_BRIEF_
Return all lines in the material below that contain "sections".
┏━━
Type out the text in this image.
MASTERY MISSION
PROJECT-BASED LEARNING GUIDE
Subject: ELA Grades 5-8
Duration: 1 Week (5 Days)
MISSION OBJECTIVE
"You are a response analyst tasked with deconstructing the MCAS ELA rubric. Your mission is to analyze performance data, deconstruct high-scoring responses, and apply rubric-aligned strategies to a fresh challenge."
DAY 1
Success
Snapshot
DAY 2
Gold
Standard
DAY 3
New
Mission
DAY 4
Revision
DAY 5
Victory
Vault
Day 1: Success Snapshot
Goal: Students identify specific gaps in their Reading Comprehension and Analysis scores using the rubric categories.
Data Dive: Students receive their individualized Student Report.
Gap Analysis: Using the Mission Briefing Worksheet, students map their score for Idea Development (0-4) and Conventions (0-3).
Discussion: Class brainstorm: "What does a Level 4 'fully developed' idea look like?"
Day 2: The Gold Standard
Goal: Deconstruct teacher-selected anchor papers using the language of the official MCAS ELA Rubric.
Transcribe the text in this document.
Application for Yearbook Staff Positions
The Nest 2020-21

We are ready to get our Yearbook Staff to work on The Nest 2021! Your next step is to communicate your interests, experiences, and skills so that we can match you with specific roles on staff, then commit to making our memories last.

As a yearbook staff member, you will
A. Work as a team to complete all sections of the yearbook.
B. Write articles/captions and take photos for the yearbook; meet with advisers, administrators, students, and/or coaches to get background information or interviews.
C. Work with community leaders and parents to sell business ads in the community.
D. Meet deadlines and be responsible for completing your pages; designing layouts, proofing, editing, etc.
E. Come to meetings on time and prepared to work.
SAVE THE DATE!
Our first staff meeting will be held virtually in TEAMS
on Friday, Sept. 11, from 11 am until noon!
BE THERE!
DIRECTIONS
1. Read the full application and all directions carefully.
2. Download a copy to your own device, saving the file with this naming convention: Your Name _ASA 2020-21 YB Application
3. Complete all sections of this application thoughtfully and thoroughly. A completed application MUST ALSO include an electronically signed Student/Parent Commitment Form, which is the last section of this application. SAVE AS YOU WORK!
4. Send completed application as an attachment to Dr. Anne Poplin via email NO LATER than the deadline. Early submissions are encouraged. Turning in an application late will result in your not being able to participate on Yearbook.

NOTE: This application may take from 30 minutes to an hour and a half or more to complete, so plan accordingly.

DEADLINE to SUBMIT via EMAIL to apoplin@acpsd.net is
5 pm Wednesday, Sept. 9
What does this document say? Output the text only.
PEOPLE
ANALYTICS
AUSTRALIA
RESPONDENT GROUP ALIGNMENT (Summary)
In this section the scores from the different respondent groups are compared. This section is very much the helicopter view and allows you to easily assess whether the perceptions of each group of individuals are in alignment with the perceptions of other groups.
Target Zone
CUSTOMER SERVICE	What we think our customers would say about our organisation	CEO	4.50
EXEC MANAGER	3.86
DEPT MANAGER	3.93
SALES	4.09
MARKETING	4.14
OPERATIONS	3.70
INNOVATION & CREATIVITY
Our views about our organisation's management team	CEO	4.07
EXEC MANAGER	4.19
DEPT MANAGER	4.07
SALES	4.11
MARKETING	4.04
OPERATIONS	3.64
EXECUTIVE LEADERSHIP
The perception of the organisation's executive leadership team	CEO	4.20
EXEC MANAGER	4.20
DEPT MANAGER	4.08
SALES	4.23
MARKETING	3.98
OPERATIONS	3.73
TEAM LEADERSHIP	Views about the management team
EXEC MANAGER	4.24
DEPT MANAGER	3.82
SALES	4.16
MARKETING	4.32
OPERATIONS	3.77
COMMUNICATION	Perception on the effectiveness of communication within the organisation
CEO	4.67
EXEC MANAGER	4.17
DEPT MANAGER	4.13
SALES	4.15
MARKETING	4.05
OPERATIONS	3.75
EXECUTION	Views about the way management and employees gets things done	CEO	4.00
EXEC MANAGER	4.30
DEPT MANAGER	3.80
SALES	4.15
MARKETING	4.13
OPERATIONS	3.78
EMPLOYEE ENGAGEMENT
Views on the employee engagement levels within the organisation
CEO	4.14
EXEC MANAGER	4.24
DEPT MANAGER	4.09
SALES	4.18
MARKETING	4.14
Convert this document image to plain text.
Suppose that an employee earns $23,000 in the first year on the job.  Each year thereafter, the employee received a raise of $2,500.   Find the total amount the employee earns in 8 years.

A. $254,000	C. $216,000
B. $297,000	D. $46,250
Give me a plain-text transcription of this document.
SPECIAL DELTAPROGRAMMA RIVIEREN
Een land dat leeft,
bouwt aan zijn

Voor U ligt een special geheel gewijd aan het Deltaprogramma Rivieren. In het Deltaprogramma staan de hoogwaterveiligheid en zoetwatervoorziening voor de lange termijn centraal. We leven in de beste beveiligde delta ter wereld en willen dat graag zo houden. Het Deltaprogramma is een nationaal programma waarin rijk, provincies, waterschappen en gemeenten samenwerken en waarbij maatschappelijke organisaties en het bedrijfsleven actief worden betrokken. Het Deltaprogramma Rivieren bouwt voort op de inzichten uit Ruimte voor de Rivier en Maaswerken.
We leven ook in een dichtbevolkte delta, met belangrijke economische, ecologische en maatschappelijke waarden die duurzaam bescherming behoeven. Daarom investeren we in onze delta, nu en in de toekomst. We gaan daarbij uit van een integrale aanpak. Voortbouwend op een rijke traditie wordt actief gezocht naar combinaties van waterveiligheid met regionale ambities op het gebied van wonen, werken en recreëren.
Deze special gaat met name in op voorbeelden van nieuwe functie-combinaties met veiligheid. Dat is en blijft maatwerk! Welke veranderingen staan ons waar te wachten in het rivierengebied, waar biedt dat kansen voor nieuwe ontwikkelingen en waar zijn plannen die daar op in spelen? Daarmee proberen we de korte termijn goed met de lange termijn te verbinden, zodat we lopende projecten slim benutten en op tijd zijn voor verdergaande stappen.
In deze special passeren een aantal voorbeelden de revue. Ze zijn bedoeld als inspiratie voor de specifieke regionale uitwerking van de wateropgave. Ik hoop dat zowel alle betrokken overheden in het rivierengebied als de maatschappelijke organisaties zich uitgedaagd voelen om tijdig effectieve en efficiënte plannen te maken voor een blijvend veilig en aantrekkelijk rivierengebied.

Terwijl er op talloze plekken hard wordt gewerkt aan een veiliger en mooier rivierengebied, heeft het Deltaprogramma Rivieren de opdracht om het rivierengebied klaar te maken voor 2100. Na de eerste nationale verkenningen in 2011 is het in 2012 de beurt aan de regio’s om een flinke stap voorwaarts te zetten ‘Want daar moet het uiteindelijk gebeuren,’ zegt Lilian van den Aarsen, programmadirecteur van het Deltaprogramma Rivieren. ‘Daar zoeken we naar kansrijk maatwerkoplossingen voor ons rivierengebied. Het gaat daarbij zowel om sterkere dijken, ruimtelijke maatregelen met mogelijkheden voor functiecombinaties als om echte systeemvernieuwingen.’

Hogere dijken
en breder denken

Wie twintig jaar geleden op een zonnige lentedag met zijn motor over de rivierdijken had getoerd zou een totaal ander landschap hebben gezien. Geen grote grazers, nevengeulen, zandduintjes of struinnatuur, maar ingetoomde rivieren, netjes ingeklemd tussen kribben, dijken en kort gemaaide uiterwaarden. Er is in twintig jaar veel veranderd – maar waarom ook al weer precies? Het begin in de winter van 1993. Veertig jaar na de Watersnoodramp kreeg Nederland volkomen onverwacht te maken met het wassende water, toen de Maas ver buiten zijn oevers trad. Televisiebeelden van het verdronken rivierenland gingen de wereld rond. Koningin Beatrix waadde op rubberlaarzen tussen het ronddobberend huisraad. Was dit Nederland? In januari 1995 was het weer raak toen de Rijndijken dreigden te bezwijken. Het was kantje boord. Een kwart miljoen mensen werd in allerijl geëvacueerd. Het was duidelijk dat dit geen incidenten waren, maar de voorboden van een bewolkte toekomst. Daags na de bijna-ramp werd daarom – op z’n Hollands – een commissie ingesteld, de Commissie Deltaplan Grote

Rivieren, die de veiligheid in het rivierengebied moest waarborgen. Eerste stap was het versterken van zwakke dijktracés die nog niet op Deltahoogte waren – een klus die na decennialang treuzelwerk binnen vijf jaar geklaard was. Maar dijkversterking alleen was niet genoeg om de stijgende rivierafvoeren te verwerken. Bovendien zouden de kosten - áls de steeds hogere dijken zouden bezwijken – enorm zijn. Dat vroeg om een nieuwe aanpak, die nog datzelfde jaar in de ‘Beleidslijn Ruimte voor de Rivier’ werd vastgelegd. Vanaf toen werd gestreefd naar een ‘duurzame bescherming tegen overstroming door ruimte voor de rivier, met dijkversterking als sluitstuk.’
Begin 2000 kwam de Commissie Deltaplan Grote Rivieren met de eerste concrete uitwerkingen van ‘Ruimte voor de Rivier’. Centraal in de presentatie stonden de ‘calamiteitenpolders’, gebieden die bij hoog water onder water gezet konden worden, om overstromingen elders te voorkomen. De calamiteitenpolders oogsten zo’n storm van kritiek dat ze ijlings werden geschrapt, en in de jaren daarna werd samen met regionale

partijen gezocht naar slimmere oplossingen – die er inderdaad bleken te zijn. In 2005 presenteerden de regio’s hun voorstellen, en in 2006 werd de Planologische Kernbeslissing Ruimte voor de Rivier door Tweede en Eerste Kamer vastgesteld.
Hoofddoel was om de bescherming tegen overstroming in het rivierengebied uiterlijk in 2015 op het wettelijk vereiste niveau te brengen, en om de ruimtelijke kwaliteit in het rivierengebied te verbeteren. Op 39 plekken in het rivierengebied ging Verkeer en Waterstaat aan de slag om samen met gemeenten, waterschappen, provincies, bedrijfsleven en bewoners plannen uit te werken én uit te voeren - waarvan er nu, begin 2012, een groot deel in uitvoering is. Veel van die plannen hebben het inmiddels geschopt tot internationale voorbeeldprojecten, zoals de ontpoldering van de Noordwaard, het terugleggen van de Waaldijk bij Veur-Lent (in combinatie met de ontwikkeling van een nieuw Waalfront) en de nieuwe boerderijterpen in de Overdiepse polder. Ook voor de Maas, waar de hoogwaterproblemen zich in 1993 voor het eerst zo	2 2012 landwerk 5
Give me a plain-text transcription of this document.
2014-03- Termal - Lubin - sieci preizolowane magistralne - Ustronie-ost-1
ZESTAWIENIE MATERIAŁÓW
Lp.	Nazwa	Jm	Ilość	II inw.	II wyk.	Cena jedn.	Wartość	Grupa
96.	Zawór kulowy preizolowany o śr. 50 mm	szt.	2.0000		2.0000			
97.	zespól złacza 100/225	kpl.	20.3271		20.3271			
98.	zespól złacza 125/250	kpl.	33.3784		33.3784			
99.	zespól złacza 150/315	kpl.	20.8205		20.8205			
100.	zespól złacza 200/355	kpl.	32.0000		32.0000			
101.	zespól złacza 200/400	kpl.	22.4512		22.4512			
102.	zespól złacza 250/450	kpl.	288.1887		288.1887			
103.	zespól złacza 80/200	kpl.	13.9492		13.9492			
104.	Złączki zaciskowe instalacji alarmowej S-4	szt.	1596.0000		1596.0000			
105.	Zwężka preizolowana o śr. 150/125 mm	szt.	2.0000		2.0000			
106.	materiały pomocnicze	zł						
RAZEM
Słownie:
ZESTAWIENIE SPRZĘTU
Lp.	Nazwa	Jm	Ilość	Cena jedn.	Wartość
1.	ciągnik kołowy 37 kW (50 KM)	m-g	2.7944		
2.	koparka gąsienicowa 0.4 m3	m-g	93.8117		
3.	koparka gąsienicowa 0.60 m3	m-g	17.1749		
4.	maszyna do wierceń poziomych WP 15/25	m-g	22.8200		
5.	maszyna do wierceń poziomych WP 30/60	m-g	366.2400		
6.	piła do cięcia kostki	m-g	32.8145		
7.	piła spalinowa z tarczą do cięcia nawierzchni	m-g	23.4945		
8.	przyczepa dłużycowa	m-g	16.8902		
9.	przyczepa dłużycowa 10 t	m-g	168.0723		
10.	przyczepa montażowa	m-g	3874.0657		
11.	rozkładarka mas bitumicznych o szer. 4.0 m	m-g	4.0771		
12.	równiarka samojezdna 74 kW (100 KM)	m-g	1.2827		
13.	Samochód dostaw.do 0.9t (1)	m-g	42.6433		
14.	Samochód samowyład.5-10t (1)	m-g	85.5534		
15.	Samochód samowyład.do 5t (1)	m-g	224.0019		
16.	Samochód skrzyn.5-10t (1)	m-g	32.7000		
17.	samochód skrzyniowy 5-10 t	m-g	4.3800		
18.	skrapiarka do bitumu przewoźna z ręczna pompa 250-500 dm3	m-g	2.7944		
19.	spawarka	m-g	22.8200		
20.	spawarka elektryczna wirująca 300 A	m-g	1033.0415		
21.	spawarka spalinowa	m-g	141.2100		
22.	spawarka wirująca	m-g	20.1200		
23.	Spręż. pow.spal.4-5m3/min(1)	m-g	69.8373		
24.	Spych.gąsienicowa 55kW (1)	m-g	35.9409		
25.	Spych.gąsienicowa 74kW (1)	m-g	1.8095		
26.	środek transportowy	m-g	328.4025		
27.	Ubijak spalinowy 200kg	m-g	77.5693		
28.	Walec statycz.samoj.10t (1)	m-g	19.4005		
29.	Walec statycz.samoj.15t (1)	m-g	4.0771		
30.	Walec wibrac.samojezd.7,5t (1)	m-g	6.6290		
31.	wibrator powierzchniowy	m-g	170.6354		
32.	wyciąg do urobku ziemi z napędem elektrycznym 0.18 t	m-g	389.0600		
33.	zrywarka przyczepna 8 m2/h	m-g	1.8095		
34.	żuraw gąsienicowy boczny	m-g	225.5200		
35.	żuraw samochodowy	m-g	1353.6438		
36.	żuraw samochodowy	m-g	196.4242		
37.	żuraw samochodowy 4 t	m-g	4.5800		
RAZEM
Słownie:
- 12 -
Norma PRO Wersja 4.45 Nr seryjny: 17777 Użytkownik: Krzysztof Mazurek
┗━━
_ANSWER BELOW_
A. Work as a team to complete all sections of the yearbook.
3. Complete all sections of this application thoughtfully and thoroughly. A completed application MUST ALSO include an electronically signed Student/Parent Commitment Form, which is the last section of this application. SAVE AS YOU WORK!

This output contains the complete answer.